• Material for the task
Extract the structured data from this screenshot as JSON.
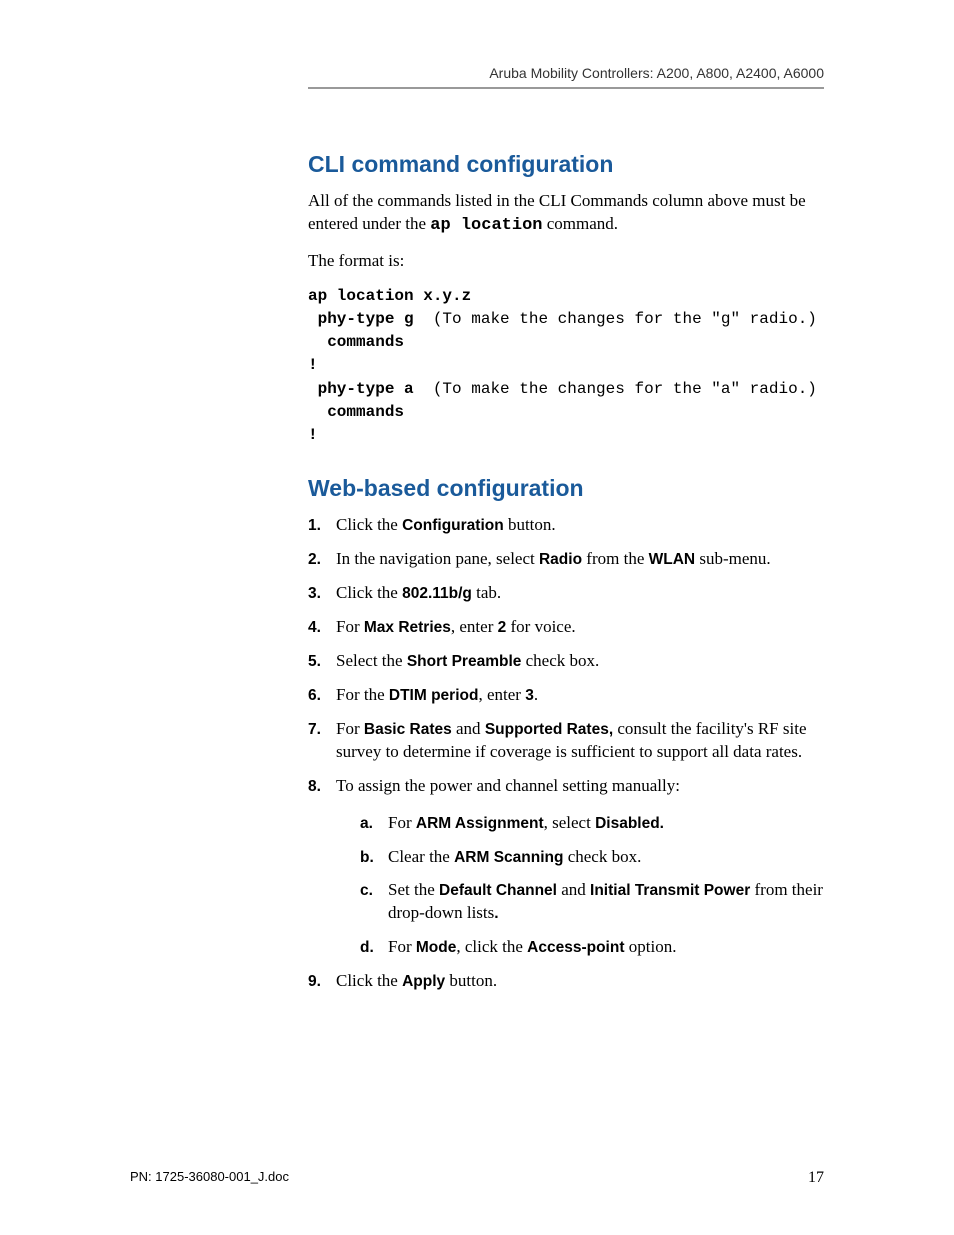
{
  "header": "Aruba Mobility Controllers: A200, A800, A2400, A6000",
  "sections": {
    "cli": {
      "title": "CLI command configuration",
      "intro_pre": "All of the commands listed in the CLI Commands column above must be entered under the ",
      "intro_mono": "ap location",
      "intro_post": " command.",
      "format_label": "The format is:",
      "code_l1": "ap location x.y.z",
      "code_l2a": " phy-type g  ",
      "code_l2b": "(To make the changes for the \"g\" radio.)",
      "code_l3": "  commands",
      "code_l4": "!",
      "code_l5a": " phy-type a  ",
      "code_l5b": "(To make the changes for the \"a\" radio.)",
      "code_l6": "  commands",
      "code_l7": "!"
    },
    "web": {
      "title": "Web-based configuration",
      "steps": {
        "s1_a": "Click the ",
        "s1_b": "Configuration",
        "s1_c": " button.",
        "s2_a": "In the navigation pane, select ",
        "s2_b": "Radio",
        "s2_c": " from the ",
        "s2_d": "WLAN",
        "s2_e": " sub-menu.",
        "s3_a": "Click the ",
        "s3_b": "802.11b/g",
        "s3_c": " tab.",
        "s4_a": "For ",
        "s4_b": "Max Retries",
        "s4_c": ", enter ",
        "s4_d": "2",
        "s4_e": " for voice.",
        "s5_a": "Select the ",
        "s5_b": "Short Preamble",
        "s5_c": " check box.",
        "s6_a": "For the ",
        "s6_b": "DTIM period",
        "s6_c": ", enter ",
        "s6_d": "3",
        "s6_e": ".",
        "s7_a": "For ",
        "s7_b": "Basic Rates",
        "s7_c": " and ",
        "s7_d": "Supported Rates,",
        "s7_e": " consult the facility's RF site survey to determine if coverage is sufficient to support all data rates.",
        "s8_a": "To assign the power and channel setting manually:",
        "s8a_a": "For ",
        "s8a_b": "ARM Assignment",
        "s8a_c": ", select ",
        "s8a_d": "Disabled.",
        "s8b_a": "Clear the ",
        "s8b_b": "ARM Scanning",
        "s8b_c": " check box.",
        "s8c_a": "Set the ",
        "s8c_b": "Default Channel",
        "s8c_c": " and ",
        "s8c_d": "Initial Transmit Power",
        "s8c_e": " from their drop-down lists",
        "s8c_f": ".",
        "s8d_a": "For ",
        "s8d_b": "Mode",
        "s8d_c": ", click the ",
        "s8d_d": "Access-point",
        "s8d_e": " option.",
        "s9_a": "Click the ",
        "s9_b": "Apply",
        "s9_c": " button."
      }
    }
  },
  "footer": {
    "pn": "PN: 1725-36080-001_J.doc",
    "page": "17"
  }
}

• Job
Transcribe the complete set of entries verbatim. No pictures belong in the copy.

• Response to the task
Extract the structured data from this screenshot as JSON.
{
  "header": "Aruba Mobility Controllers: A200, A800, A2400, A6000",
  "sections": {
    "cli": {
      "title": "CLI command configuration",
      "intro_pre": "All of the commands listed in the CLI Commands column above must be entered under the ",
      "intro_mono": "ap location",
      "intro_post": " command.",
      "format_label": "The format is:",
      "code_l1": "ap location x.y.z",
      "code_l2a": " phy-type g  ",
      "code_l2b": "(To make the changes for the \"g\" radio.)",
      "code_l3": "  commands",
      "code_l4": "!",
      "code_l5a": " phy-type a  ",
      "code_l5b": "(To make the changes for the \"a\" radio.)",
      "code_l6": "  commands",
      "code_l7": "!"
    },
    "web": {
      "title": "Web-based configuration",
      "steps": {
        "s1_a": "Click the ",
        "s1_b": "Configuration",
        "s1_c": " button.",
        "s2_a": "In the navigation pane, select ",
        "s2_b": "Radio",
        "s2_c": " from the ",
        "s2_d": "WLAN",
        "s2_e": " sub-menu.",
        "s3_a": "Click the ",
        "s3_b": "802.11b/g",
        "s3_c": " tab.",
        "s4_a": "For ",
        "s4_b": "Max Retries",
        "s4_c": ", enter ",
        "s4_d": "2",
        "s4_e": " for voice.",
        "s5_a": "Select the ",
        "s5_b": "Short Preamble",
        "s5_c": " check box.",
        "s6_a": "For the ",
        "s6_b": "DTIM period",
        "s6_c": ", enter ",
        "s6_d": "3",
        "s6_e": ".",
        "s7_a": "For ",
        "s7_b": "Basic Rates",
        "s7_c": " and ",
        "s7_d": "Supported Rates,",
        "s7_e": " consult the facility's RF site survey to determine if coverage is sufficient to support all data rates.",
        "s8_a": "To assign the power and channel setting manually:",
        "s8a_a": "For ",
        "s8a_b": "ARM Assignment",
        "s8a_c": ", select ",
        "s8a_d": "Disabled.",
        "s8b_a": "Clear the ",
        "s8b_b": "ARM Scanning",
        "s8b_c": " check box.",
        "s8c_a": "Set the ",
        "s8c_b": "Default Channel",
        "s8c_c": " and ",
        "s8c_d": "Initial Transmit Power",
        "s8c_e": " from their drop-down lists",
        "s8c_f": ".",
        "s8d_a": "For ",
        "s8d_b": "Mode",
        "s8d_c": ", click the ",
        "s8d_d": "Access-point",
        "s8d_e": " option.",
        "s9_a": "Click the ",
        "s9_b": "Apply",
        "s9_c": " button."
      }
    }
  },
  "footer": {
    "pn": "PN: 1725-36080-001_J.doc",
    "page": "17"
  }
}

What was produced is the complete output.